* BEGIN MATERIAL TO PROCESS *
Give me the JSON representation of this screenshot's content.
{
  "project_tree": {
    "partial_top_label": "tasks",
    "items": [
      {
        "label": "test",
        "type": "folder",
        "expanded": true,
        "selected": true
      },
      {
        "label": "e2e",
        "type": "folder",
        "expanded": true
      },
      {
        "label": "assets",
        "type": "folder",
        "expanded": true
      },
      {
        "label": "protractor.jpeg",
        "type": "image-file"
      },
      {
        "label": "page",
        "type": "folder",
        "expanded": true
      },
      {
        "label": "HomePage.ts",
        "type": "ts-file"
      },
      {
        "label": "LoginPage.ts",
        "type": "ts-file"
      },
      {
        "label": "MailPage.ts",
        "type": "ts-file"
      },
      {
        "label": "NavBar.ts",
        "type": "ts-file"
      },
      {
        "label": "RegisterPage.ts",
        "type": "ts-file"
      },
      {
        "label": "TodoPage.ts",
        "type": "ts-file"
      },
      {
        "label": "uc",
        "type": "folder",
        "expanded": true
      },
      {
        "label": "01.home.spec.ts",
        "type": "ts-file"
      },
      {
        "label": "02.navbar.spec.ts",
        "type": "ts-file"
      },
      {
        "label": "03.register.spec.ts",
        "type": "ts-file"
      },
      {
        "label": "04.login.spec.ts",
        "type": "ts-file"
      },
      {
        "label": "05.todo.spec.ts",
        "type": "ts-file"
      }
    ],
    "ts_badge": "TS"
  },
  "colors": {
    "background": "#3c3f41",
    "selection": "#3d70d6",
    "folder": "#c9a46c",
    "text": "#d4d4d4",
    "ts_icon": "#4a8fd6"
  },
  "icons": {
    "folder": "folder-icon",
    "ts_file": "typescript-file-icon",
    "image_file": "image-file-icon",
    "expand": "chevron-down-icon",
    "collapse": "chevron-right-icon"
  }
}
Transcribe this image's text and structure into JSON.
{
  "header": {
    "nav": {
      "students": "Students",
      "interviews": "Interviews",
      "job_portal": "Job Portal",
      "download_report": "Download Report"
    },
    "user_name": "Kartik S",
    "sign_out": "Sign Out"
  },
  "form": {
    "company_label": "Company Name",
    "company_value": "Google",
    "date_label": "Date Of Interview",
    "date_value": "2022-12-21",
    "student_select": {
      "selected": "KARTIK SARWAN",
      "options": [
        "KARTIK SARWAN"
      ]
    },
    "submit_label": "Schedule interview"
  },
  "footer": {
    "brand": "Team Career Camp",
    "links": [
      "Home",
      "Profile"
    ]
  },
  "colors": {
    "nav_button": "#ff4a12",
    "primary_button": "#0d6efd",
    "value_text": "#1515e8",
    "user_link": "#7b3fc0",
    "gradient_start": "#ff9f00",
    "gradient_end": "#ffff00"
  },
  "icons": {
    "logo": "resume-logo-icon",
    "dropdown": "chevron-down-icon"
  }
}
* END MATERIAL TO PROCESS *
- _GIVEN REQUEST_
Locate each line with the word "SARWAN" and copy it.

- _RESPONSE TO THE TASK_
      "selected": "KARTIK SARWAN",
        "KARTIK SARWAN"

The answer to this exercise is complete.